* [Task] Put every line of the data below into a JSON list of strings, one string per line, leaving out any blank lines.

* [Data provided]

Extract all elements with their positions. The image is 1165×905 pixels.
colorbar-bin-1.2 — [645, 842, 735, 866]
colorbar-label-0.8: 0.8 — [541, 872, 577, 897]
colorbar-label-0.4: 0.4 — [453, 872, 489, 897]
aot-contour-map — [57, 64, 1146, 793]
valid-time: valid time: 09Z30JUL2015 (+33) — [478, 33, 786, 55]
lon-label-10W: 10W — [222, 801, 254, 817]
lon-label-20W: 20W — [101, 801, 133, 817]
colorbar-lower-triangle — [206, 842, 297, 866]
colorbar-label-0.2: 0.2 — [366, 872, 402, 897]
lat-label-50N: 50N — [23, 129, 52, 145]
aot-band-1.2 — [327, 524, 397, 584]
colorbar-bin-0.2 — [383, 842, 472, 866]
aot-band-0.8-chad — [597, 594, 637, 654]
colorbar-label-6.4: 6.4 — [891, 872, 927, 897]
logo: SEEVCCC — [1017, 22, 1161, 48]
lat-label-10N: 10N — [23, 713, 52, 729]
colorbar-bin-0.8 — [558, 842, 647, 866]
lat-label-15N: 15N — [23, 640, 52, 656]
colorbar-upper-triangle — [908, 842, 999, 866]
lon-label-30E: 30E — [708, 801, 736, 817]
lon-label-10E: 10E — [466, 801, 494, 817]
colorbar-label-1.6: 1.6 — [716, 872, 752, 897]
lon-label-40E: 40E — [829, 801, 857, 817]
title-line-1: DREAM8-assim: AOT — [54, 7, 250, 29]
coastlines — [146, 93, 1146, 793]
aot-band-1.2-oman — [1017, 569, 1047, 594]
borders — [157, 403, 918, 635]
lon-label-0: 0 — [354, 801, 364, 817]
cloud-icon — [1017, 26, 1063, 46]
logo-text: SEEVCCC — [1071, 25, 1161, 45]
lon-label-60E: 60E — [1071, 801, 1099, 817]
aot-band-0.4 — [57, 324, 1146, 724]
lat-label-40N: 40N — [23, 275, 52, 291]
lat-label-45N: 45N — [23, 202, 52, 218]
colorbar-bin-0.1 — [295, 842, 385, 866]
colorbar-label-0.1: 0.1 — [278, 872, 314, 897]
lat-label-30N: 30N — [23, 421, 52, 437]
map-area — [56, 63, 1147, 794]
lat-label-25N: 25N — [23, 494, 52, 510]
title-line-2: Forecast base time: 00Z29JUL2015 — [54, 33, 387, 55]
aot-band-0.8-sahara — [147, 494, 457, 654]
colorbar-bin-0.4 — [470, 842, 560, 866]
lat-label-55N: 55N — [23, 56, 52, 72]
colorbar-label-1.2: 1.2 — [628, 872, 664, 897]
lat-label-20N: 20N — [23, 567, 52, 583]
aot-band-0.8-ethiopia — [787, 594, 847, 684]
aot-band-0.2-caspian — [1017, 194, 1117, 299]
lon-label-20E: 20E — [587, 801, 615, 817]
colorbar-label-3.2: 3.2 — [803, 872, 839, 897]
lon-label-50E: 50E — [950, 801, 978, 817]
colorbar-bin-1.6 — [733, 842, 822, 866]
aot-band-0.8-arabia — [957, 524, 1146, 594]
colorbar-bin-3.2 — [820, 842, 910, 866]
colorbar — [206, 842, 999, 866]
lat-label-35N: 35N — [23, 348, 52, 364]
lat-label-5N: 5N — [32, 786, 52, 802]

* [Complete output]
[
  "Extract all elements with their positions. The image is 1165×905 pixels.",
  "colorbar-bin-1.2 — [645, 842, 735, 866]",
  "colorbar-label-0.8: 0.8 — [541, 872, 577, 897]",
  "colorbar-label-0.4: 0.4 — [453, 872, 489, 897]",
  "aot-contour-map — [57, 64, 1146, 793]",
  "valid-time: valid time: 09Z30JUL2015 (+33) — [478, 33, 786, 55]",
  "lon-label-10W: 10W — [222, 801, 254, 817]",
  "lon-label-20W: 20W — [101, 801, 133, 817]",
  "colorbar-lower-triangle — [206, 842, 297, 866]",
  "colorbar-label-0.2: 0.2 — [366, 872, 402, 897]",
  "lat-label-50N: 50N — [23, 129, 52, 145]",
  "aot-band-1.2 — [327, 524, 397, 584]",
  "colorbar-bin-0.2 — [383, 842, 472, 866]",
  "aot-band-0.8-chad — [597, 594, 637, 654]",
  "colorbar-label-6.4: 6.4 — [891, 872, 927, 897]",
  "logo: SEEVCCC — [1017, 22, 1161, 48]",
  "lat-label-10N: 10N — [23, 713, 52, 729]",
  "colorbar-bin-0.8 — [558, 842, 647, 866]",
  "lat-label-15N: 15N — [23, 640, 52, 656]",
  "colorbar-upper-triangle — [908, 842, 999, 866]",
  "lon-label-30E: 30E — [708, 801, 736, 817]",
  "lon-label-10E: 10E — [466, 801, 494, 817]",
  "colorbar-label-1.6: 1.6 — [716, 872, 752, 897]",
  "lon-label-40E: 40E — [829, 801, 857, 817]",
  "title-line-1: DREAM8-assim: AOT — [54, 7, 250, 29]",
  "coastlines — [146, 93, 1146, 793]",
  "aot-band-1.2-oman — [1017, 569, 1047, 594]",
  "borders — [157, 403, 918, 635]",
  "lon-label-0: 0 — [354, 801, 364, 817]",
  "cloud-icon — [1017, 26, 1063, 46]",
  "logo-text: SEEVCCC — [1071, 25, 1161, 45]",
  "lon-label-60E: 60E — [1071, 801, 1099, 817]",
  "aot-band-0.4 — [57, 324, 1146, 724]",
  "lat-label-40N: 40N — [23, 275, 52, 291]",
  "lat-label-45N: 45N — [23, 202, 52, 218]",
  "colorbar-bin-0.1 — [295, 842, 385, 866]",
  "colorbar-label-0.1: 0.1 — [278, 872, 314, 897]",
  "lat-label-30N: 30N — [23, 421, 52, 437]",
  "map-area — [56, 63, 1147, 794]",
  "lat-label-25N: 25N — [23, 494, 52, 510]",
  "title-line-2: Forecast base time: 00Z29JUL2015 — [54, 33, 387, 55]",
  "aot-band-0.8-sahara — [147, 494, 457, 654]",
  "colorbar-bin-0.4 — [470, 842, 560, 866]",
  "lat-label-55N: 55N — [23, 56, 52, 72]",
  "colorbar-label-1.2: 1.2 — [628, 872, 664, 897]",
  "lat-label-20N: 20N — [23, 567, 52, 583]",
  "aot-band-0.8-ethiopia — [787, 594, 847, 684]",
  "aot-band-0.2-caspian — [1017, 194, 1117, 299]",
  "lon-label-20E: 20E — [587, 801, 615, 817]",
  "colorbar-label-3.2: 3.2 — [803, 872, 839, 897]",
  "lon-label-50E: 50E — [950, 801, 978, 817]",
  "colorbar-bin-1.6 — [733, 842, 822, 866]",
  "aot-band-0.8-arabia — [957, 524, 1146, 594]",
  "colorbar-bin-3.2 — [820, 842, 910, 866]",
  "colorbar — [206, 842, 999, 866]",
  "lat-label-35N: 35N — [23, 348, 52, 364]",
  "lat-label-5N: 5N — [32, 786, 52, 802]"
]